GIVEN INSTRUCTION:
Locate the lines that hold the string "курения". Copy every such line.

RAW DATA:
━━━━━━━━━━━━━━━━

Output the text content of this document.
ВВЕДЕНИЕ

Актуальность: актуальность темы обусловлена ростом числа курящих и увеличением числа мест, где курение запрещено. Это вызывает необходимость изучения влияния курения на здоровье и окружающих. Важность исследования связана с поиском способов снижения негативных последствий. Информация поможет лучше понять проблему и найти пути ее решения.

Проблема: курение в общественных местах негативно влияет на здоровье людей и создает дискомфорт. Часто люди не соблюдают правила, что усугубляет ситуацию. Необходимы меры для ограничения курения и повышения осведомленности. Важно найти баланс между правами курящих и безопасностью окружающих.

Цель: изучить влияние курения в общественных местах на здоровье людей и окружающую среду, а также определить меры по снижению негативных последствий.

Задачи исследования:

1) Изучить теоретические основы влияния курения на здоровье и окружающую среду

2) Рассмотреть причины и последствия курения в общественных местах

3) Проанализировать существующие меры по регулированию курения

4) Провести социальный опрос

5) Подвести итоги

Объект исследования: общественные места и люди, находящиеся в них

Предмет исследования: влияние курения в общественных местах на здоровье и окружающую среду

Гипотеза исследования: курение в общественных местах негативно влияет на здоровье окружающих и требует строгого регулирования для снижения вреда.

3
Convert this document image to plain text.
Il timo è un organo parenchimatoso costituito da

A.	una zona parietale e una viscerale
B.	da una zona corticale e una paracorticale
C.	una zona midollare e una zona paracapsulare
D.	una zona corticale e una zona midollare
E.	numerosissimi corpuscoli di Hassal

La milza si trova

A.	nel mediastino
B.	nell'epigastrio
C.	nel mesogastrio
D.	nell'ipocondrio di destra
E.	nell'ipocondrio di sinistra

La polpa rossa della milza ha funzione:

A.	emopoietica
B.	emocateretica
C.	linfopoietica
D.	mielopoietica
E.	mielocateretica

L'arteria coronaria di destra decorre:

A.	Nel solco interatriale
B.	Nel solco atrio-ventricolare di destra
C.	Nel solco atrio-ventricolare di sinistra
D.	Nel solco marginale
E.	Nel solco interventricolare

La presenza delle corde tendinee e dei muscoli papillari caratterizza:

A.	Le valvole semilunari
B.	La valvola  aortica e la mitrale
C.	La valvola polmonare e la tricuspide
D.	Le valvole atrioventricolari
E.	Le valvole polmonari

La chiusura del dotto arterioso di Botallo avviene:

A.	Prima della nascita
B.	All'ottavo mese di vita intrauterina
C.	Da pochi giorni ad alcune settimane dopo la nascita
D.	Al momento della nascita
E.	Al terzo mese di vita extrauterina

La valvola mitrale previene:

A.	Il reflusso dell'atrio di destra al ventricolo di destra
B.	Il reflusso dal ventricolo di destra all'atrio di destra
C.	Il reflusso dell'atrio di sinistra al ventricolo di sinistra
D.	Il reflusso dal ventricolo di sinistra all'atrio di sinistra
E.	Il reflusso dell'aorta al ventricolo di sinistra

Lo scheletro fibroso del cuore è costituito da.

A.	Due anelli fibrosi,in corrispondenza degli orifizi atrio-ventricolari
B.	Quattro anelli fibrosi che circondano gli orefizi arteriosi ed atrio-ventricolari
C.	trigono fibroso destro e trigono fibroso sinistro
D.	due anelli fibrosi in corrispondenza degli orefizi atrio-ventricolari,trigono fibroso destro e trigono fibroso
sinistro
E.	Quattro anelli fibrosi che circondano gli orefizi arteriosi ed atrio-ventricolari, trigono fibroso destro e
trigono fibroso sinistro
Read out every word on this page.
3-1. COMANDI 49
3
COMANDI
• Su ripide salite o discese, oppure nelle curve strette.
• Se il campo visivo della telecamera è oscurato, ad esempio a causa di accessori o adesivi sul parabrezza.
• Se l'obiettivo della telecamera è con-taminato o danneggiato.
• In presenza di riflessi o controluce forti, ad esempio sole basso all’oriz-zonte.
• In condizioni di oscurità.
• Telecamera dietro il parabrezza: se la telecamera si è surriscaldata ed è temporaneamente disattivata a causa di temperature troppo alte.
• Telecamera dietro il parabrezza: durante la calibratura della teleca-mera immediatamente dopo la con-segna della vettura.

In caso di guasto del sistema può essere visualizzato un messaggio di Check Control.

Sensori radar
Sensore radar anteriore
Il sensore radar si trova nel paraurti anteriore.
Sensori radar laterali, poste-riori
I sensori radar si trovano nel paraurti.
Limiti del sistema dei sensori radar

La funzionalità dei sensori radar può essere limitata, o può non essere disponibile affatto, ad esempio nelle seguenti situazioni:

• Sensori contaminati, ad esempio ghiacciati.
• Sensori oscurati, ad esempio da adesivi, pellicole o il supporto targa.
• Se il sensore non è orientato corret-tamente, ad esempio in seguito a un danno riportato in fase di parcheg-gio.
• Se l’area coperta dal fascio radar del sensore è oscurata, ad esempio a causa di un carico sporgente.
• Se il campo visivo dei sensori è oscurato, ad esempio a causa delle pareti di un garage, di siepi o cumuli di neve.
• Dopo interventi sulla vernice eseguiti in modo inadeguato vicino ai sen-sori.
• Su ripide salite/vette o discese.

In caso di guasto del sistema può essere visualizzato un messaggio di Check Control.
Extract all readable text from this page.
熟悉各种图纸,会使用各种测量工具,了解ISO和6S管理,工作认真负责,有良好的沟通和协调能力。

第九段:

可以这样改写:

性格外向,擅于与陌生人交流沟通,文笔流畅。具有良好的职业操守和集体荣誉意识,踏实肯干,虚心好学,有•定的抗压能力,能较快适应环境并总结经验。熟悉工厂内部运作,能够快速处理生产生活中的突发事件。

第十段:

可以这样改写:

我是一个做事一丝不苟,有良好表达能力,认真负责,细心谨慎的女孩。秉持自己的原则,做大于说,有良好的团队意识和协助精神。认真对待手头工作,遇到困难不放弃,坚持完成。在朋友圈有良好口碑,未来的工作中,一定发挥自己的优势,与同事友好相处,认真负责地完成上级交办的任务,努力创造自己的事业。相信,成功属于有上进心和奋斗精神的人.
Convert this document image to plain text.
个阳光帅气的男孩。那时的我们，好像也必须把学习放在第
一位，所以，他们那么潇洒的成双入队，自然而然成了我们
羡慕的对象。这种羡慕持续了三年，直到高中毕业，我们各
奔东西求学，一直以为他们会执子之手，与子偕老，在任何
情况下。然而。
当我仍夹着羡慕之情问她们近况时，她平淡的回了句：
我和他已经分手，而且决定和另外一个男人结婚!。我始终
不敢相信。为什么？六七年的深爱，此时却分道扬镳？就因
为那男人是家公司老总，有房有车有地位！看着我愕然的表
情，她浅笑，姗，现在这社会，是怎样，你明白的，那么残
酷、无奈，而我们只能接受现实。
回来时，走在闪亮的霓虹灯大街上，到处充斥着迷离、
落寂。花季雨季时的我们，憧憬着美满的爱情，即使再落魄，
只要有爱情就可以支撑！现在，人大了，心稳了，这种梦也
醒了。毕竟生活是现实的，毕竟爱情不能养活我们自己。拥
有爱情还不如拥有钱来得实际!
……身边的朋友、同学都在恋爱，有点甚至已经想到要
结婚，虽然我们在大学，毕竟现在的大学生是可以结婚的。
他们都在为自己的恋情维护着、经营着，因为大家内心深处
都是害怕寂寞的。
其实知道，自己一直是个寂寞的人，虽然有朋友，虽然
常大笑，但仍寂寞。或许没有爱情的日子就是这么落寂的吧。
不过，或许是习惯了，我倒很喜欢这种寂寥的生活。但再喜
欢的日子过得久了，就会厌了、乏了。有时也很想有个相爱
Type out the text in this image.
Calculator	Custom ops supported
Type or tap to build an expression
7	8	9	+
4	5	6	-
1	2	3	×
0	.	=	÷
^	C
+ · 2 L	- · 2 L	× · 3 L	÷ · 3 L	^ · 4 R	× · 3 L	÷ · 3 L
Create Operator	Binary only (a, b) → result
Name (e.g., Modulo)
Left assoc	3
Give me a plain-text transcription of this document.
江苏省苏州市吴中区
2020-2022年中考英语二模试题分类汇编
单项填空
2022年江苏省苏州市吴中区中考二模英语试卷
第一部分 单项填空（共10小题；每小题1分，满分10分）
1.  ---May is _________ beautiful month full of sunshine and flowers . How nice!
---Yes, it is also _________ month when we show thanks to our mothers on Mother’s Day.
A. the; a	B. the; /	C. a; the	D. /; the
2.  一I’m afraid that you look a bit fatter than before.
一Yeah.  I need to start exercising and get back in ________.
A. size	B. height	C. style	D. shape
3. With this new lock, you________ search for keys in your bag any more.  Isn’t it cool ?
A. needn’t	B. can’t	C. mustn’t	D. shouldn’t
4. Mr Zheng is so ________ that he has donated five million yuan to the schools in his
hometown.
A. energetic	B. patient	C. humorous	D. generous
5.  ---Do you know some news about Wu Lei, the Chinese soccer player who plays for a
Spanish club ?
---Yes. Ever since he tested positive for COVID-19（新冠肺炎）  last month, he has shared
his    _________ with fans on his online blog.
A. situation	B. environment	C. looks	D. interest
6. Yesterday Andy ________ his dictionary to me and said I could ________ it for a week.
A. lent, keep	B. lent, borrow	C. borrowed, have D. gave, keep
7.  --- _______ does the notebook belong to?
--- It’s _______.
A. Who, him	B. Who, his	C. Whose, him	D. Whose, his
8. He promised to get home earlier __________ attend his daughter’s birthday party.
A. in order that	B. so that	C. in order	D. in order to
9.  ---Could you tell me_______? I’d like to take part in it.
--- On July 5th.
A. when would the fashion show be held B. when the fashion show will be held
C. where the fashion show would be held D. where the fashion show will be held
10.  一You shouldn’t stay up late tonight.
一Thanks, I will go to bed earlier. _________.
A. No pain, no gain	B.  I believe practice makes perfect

━━━━━━━━━━━━━━━━

CORRECT OUTPUT:
Актуальность: актуальность темы обусловлена ростом числа курящих и увеличением числа мест, где курение запрещено. Это вызывает необходимость изучения влияния курения на здоровье и окружающих. Важность исследования связана с поиском способов снижения негативных последствий. Информация поможет лучше понять проблему и найти пути ее решения.
Проблема: курение в общественных местах негативно влияет на здоровье людей и создает дискомфорт. Часто люди не соблюдают правила, что усугубляет ситуацию. Необходимы меры для ограничения курения и повышения осведомленности. Важно найти баланс между правами курящих и безопасностью окружающих.
Цель: изучить влияние курения в общественных местах на здоровье людей и окружающую среду, а также определить меры по снижению негативных последствий.
1) Изучить теоретические основы влияния курения на здоровье и окружающую среду
2) Рассмотреть причины и последствия курения в общественных местах
3) Проанализировать существующие меры по регулированию курения
Предмет исследования: влияние курения в общественных местах на здоровье и окружающую среду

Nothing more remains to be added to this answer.